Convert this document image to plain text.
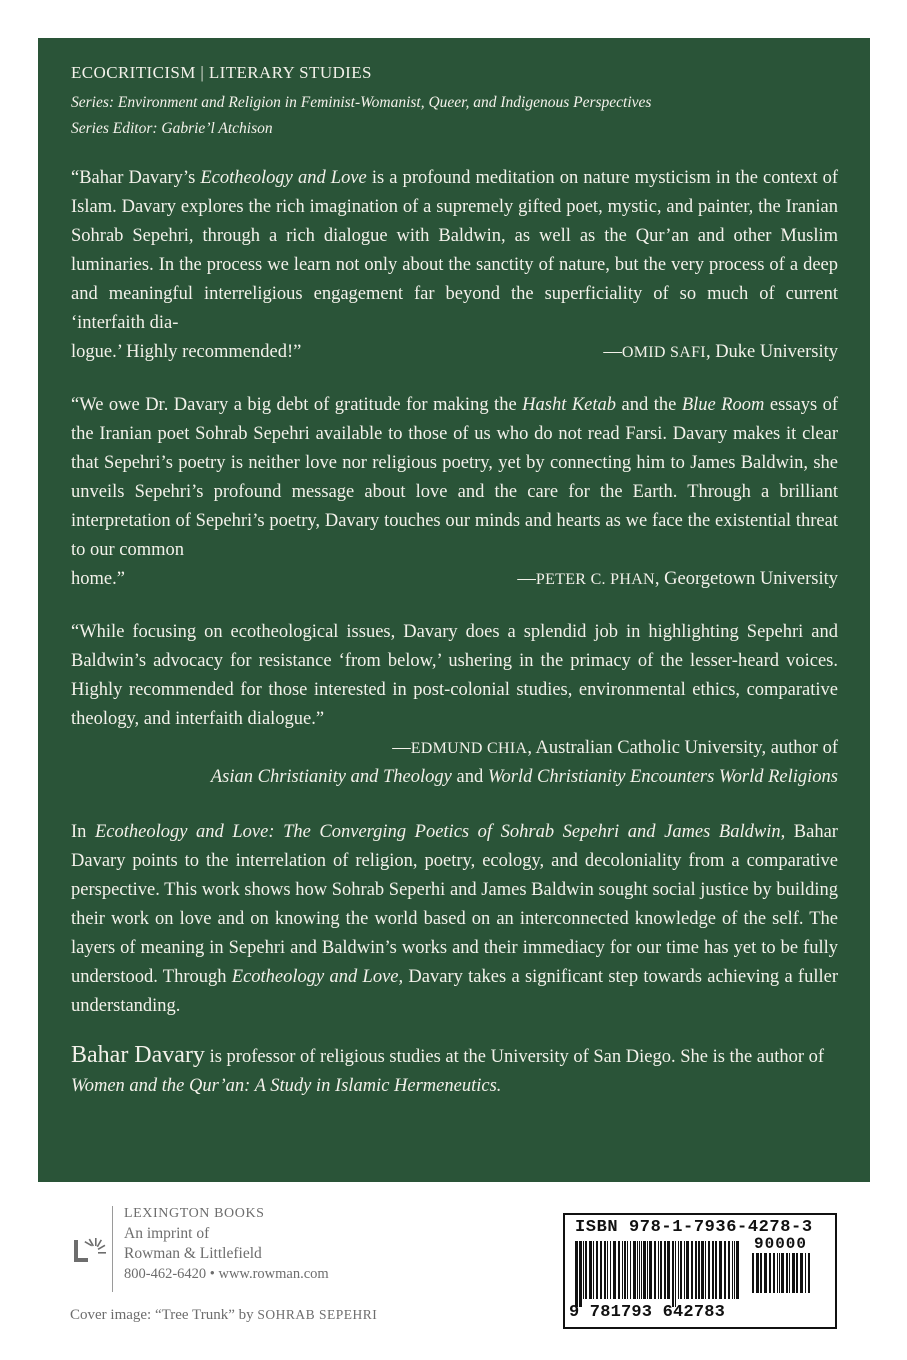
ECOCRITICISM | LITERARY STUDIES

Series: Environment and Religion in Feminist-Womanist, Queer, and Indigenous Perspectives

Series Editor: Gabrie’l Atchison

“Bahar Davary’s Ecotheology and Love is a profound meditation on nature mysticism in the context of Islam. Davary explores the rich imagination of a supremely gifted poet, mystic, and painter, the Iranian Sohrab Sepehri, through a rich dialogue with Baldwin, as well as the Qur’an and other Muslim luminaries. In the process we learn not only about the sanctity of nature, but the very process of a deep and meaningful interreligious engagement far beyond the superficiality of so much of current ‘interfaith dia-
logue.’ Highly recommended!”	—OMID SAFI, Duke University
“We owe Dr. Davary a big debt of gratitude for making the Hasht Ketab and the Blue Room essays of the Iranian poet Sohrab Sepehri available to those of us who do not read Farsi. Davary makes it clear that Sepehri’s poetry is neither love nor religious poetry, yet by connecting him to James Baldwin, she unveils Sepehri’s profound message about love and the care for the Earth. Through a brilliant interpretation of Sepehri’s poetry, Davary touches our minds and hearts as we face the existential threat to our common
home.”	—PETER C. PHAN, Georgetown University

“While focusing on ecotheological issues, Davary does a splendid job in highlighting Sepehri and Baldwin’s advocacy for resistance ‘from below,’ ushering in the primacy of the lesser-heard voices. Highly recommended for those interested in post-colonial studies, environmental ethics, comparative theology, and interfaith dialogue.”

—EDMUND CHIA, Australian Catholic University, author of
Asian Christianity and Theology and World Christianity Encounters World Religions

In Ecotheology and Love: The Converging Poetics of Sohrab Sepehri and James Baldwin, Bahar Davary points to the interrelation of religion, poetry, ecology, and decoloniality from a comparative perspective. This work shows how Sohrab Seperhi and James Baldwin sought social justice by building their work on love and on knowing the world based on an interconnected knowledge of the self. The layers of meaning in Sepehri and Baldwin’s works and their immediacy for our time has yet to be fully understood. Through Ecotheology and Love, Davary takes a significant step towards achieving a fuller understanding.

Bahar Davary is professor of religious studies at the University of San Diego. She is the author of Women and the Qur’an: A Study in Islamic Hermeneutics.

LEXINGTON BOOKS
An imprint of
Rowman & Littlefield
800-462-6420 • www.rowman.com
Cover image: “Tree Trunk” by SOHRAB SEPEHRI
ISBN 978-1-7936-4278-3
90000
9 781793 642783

..........

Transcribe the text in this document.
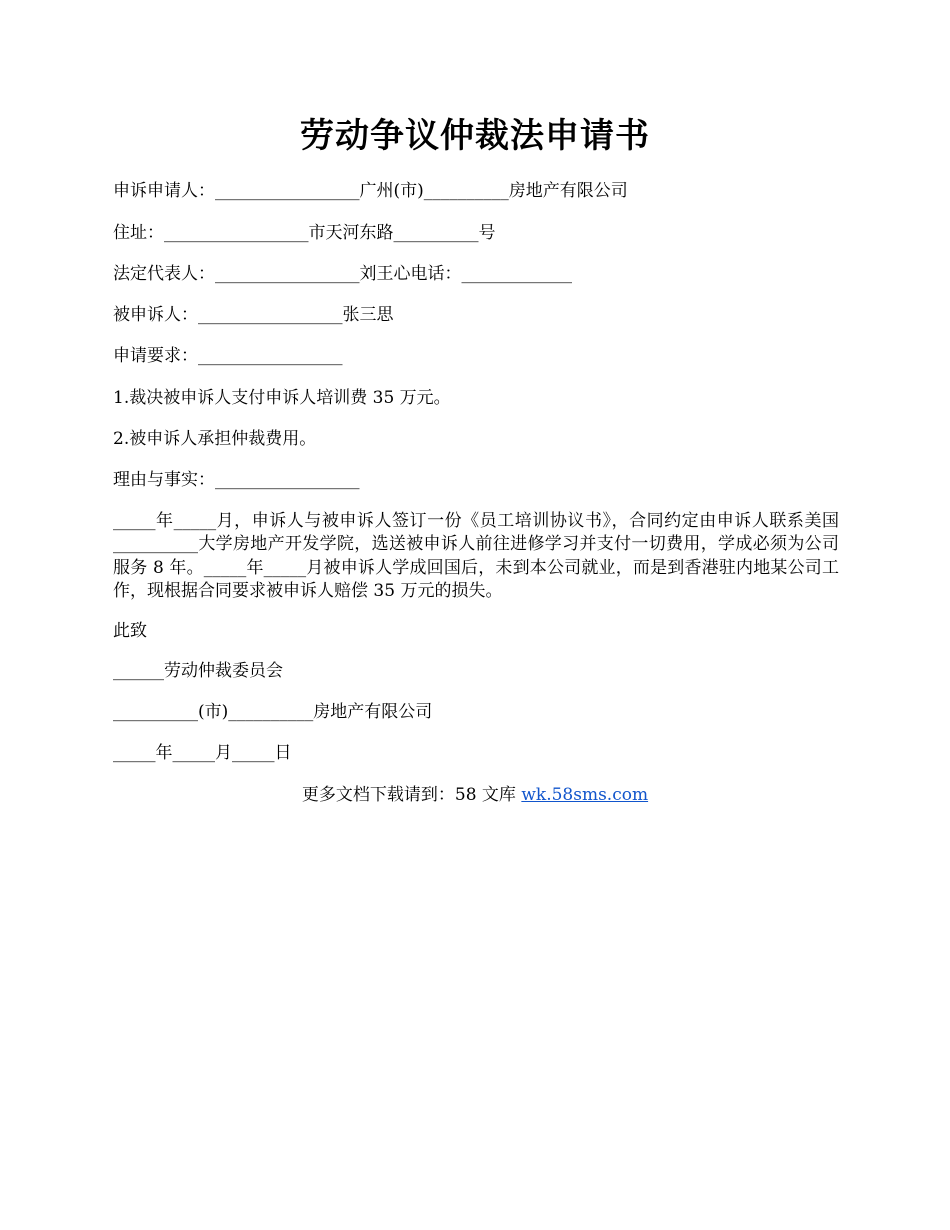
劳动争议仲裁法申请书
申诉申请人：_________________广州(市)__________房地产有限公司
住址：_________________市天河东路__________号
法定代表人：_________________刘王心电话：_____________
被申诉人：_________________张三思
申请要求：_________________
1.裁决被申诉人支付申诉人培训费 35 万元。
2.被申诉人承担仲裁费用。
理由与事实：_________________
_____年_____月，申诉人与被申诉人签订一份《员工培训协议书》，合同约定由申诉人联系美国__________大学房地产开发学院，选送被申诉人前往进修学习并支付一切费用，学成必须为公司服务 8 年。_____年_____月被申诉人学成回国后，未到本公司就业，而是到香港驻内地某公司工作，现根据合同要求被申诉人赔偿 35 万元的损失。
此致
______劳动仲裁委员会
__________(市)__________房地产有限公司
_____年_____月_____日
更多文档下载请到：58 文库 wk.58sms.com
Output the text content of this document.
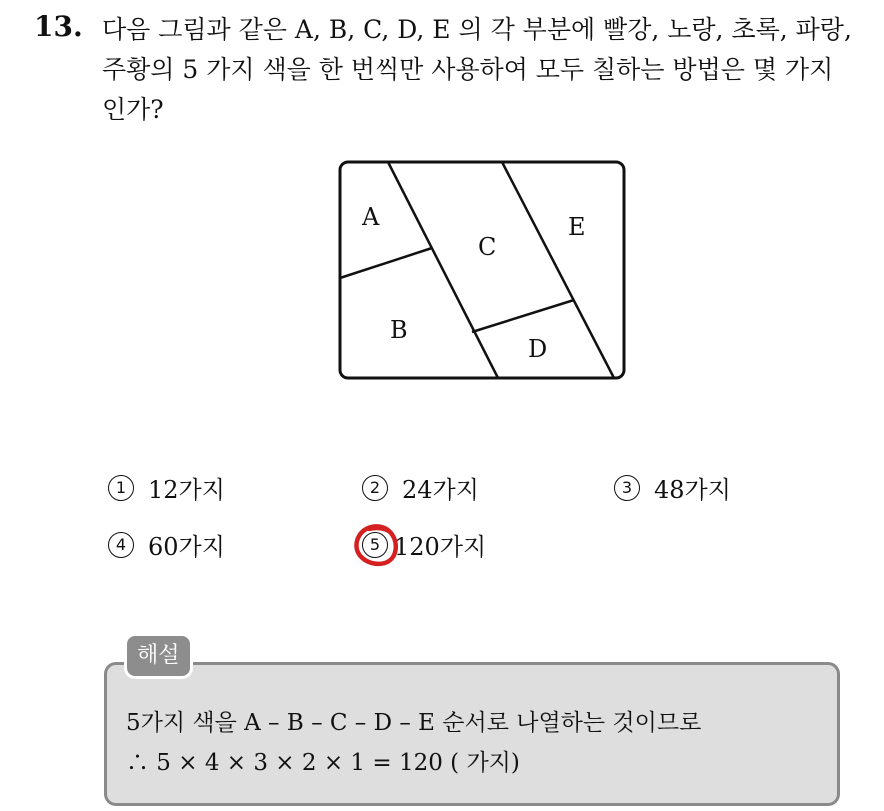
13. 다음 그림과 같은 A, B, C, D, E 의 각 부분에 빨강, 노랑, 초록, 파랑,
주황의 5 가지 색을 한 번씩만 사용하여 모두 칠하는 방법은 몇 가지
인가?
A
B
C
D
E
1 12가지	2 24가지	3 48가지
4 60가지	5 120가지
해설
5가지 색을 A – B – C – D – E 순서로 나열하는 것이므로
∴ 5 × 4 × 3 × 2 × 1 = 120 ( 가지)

..........

## Problem details:
Pick out and copy the lines of the entries that hold the string "recommended".

## Result for this task:
logue.’ Highly recommended!”	—OMID SAFI, Duke University
“While focusing on ecotheological issues, Davary does a splendid job in highlighting Sepehri and Baldwin’s advocacy for resistance ‘from below,’ ushering in the primacy of the lesser-heard voices. Highly recommended for those interested in post-colonial studies, environmental ethics, comparative theology, and interfaith dialogue.”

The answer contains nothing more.